EXTRACT TO READ:
The data for this project comes from Last.fm user listening history, and was accessed using the Last.fm API.

In the sections below, I perform the following procedures:

  • Run scripts to pull Last.fm data
  • Perform high-level exploratory analysis of the data set
  • Fit the two aforementioned models to training data
  • Assess model fit using k-fold cross validation
  • Make recommendations to myself, based on personal Last.fm user history

Preliminary Notes

The scripts used to access the Last.fm API data required 5+ hours to execute. For faster execution of this R Markdown document, I saved the data files from my API-related work to my Github account.

To run the remaining code in this document, please follow these steps:

  • Download and unzip the zip file, csv_files.zip,from my Github account. Save to your working directory.

  • Download the loadlastfm.sql file, and open in MySQL. The scripts in this file create the database schema and load the csv files. Make sure to change the directories referenced in the SQL document to your working directory before running.
  • Keep your connection to MySQL server open and run the remaining code in this document.

Here are example scripts to retrieve Github documents:

# set to your working directory
setwd("C:/Users/Aaron/Google Drive/Documents/cuny/Data607/FinalProject/new2")
 
# url for csv files
myurl <-"https://raw.githubusercontent.com/spitakiss/Data607Final/master/csv_files.zip"

# url for sql document
myurl2 <- "https://raw.githubusercontent.com/spitakiss/Data607Final/master/loadlastfm.sql"

# download and unzip files
download.file(myurl,destfile='csv_files.zip')
download.file(myurl2, destfile = 'loadlastfm.sql')
unzip('csv_files.zip')

Load Libraries

Note: The package RLastFM must be manually downloaded and installed. Scripts are provided below to carryout this procedure.

if (!require(XML)) {install.packages('XML');require(XML)}
if (!require(wordcloud)) {install.packages('wordcloud');require(wordcloud)}
if (!require(ggplot2)) {install.packages('ggplot2');require(ggplot2)}
if (!require(rworldmap)) {install.packages('rworldmap');require(rworldmap)}
if (!require(RCurl)) {install.packages('RCurl');require(RCurl)}
if (!require(knitr)) {install.packages('knitr');require(knitr)}
if (!require(recommenderlab)) {install.packages('recommenderlab');require(recommenderlab)}
if (!require(jsonlite)) {install.packages('jsonlite');require(jsonlite)}
if (!require(dplyr)) {install.packages('dplyr');require(dplyr)}
if (!require(tidyr)) {install.packages('tidyr');require(tidyr)}
if (!require(RMySQL)) {install.packages('RMySQL');require(RMySQL)}
if (!require(getPass)) {install.packages('getPass');require(getPass)}
if (!require(gridExtra)) {install.packages('gridExtra');require(gridExtra)}

# manual install of RLastFM package
if (!require(RLastFM)) {
    download.file('http://cran.r-project.org/src/contrib/Archive/RLastFM/RLastFM_0.1-5.tar.gz','RLastFM_0.1-5.tar.gz')

TASK BRIEF: Pick up the Last.fm recommender project text right after its last line and keep writing it. The items after this point are separate material with no connection to the Last.fm project text.

RECORDS:
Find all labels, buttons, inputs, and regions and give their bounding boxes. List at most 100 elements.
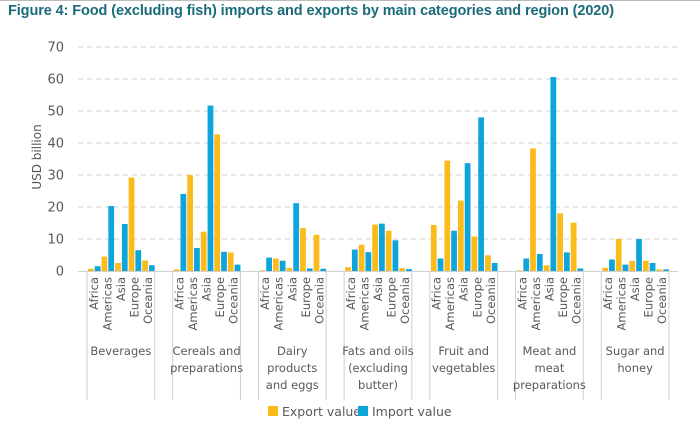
bar-export <box>629 260 636 271</box>
bar-export <box>430 224 437 271</box>
y-tick-label: 70 <box>47 41 64 56</box>
bar-import <box>108 206 115 271</box>
bar-import <box>135 250 142 271</box>
bar-import <box>351 249 358 271</box>
x-category-label: honey <box>617 361 653 375</box>
bar-import <box>194 247 200 271</box>
x-region-label: Europe <box>470 277 484 317</box>
bar-export <box>187 175 194 271</box>
bar-export <box>399 268 406 271</box>
x-region-label: Americas <box>100 277 114 330</box>
bar-import <box>478 117 485 272</box>
bar-export <box>656 269 663 271</box>
x-region-label: Africa <box>258 277 272 310</box>
bar-export <box>385 230 392 271</box>
bar-export <box>615 239 622 271</box>
legend-swatch-export <box>268 406 278 416</box>
bar-import <box>523 258 530 271</box>
bar-export <box>227 252 234 271</box>
bar-export <box>313 234 320 271</box>
y-tick-label: 0 <box>56 265 64 280</box>
y-axis-ticks: 0 10 20 30 40 50 60 70 <box>47 41 64 280</box>
bar-export <box>286 267 293 271</box>
bar-export <box>101 256 108 271</box>
bar-export <box>272 258 279 271</box>
bar-import <box>221 251 227 271</box>
bar-import <box>649 263 656 271</box>
bar-import <box>207 105 214 271</box>
y-tick-label: 50 <box>47 105 64 120</box>
x-region-label: Asia <box>542 277 556 301</box>
bar-import <box>121 223 128 271</box>
x-region-label: Africa <box>172 277 186 310</box>
x-category-label: Sugar and <box>606 344 665 358</box>
x-region-label: Europe <box>127 277 141 317</box>
x-region-label: Americas <box>186 277 200 330</box>
bar-export <box>345 267 351 271</box>
x-category-label: Cereals and <box>172 344 240 358</box>
bar-import <box>293 203 300 271</box>
y-tick-label: 60 <box>47 73 64 88</box>
bar-import <box>306 268 313 271</box>
bar-export <box>530 148 536 271</box>
x-region-label: Africa <box>515 277 529 310</box>
chart-title: Figure 4: Food (excluding fish) imports … <box>8 3 614 19</box>
bar-import <box>266 257 272 271</box>
x-region-label: Oceania <box>141 277 155 324</box>
bar-import <box>379 223 385 271</box>
bar-import <box>550 77 557 271</box>
x-region-label: Asia <box>200 277 214 301</box>
x-region-label: Oceania <box>312 277 326 324</box>
x-region-label: Europe <box>213 277 227 317</box>
bar-import <box>663 269 669 271</box>
x-region-label: Asia <box>285 277 299 301</box>
x-region-label: Africa <box>430 277 444 310</box>
x-category-label: preparations <box>170 361 243 375</box>
bar-export <box>444 160 451 271</box>
bar-export <box>543 265 550 271</box>
bar-export <box>485 255 491 271</box>
x-category-label: (excluding <box>348 361 408 375</box>
legend-swatch-import <box>358 406 368 416</box>
legend-label-export: Export value <box>282 404 361 419</box>
bar-import <box>437 258 444 271</box>
bar-export <box>128 177 135 271</box>
top-border-line <box>0 0 700 1</box>
x-region-label: Asia <box>114 277 128 301</box>
x-category-label: Meat and <box>522 344 576 358</box>
x-category-label: products <box>267 361 317 375</box>
bar-import <box>577 268 584 271</box>
bar-export <box>115 263 121 271</box>
bar-export <box>259 270 266 271</box>
y-tick-label: 10 <box>47 233 64 248</box>
bar-export <box>457 200 464 271</box>
x-category-label: preparations <box>513 378 586 392</box>
x-region-label: Africa <box>601 277 615 310</box>
x-region-label: Asia <box>628 277 642 301</box>
bar-import <box>94 266 101 271</box>
x-region-label: Europe <box>642 277 656 317</box>
x-region-label: Europe <box>385 277 399 317</box>
bar-import <box>234 264 241 271</box>
bar-export <box>300 228 306 271</box>
x-region-label: Americas <box>357 277 371 330</box>
x-region-label: Americas <box>615 277 629 330</box>
x-axis: Africa Americas Asia Europe OceaniaBeverages… <box>78 271 678 400</box>
x-region-label: Oceania <box>484 277 498 324</box>
x-region-label: Oceania <box>227 277 241 324</box>
x-region-label: Africa <box>87 277 101 310</box>
y-tick-label: 20 <box>47 201 64 216</box>
x-region-label: Americas <box>272 277 286 330</box>
bar-export <box>570 222 577 271</box>
x-region-label: Asia <box>457 277 471 301</box>
x-region-label: Oceania <box>570 277 584 324</box>
bar-import <box>491 263 498 271</box>
x-region-label: Americas <box>529 277 543 330</box>
x-category-label: and eggs <box>266 378 319 392</box>
legend: Export value Import value <box>268 404 452 419</box>
x-category-label: Fats and oils <box>342 344 413 358</box>
bar-export <box>516 270 523 271</box>
y-tick-label: 40 <box>47 137 64 152</box>
bar-export <box>602 267 609 271</box>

EXERCISE RESPONSE:
    install.packages('RLastFM_0.1-5.tar.gz', repos = NULL, type = "source")
    require(RLastFM)
}

Last.fm Data Pull

In this section, I retrieve relevant Last.fm data using functions from the RLastFM package, where possible. The RLastFM library was built to connect with a previous build of the Last.fm API; so some of the package functions no longer work properly. Also, the current build of the Last.fm API has new methods that cannot be accessed using RLastFM. Finally, the available functions in this R package often do not allow the user full access to optional API method parameters. For these reasons, I occasionally used custom functions (in concert with the jsonlite package) to access the API data.

Last.fm Usernames

In the prior build of the Last.fm API, there was an available method to retrieve Last.fm usernames associated with a particular artist. Unfortunately, this method is no longer available. To generate a list of usernames, I visited the Last.fm artist webpage for a musician that I currently follow, Andy Shauf. The artist’s page lists the usernames of top listeners. Using just this username, I generated additional Last.fm usernames using the user.getFriends method. A fairly small loop can then be used to generate a sizable vector of usernames.

# api key
my_key <- "1ba315d4d1673bbf88aed473f1917306"

# seed user name, based on manual review of artist, Andy Shauf's Last.fm webpage.
user_nm <- c("nellsie")

# function to append unique user names to maste vector.  This function implements the 
# user.getFriends() method from RLastFM package. 
 
append_friends <- function (x,y){
    friends <- user.getFriends(x,key=my_key)$username
    for (i in friends){
        if (!(i %in% y)){
            y <- append(y,i)
        }
    }
    return(y)
}

# loop through friends, friends of friends, etc.
for (i in 1:50){
    user_nm <- append_friends(user_nm[i],user_nm)
    Sys.sleep(0.2)
}

# create user data frame with unique user_id 
user_id <- seq(1:length(user_nm))
user_df <- data.frame(cbind(user_id,user_nm),stringsAsFactors=FALSE)

User demographics

Now, pull in relevant user demographics, and merge with prior user data frame.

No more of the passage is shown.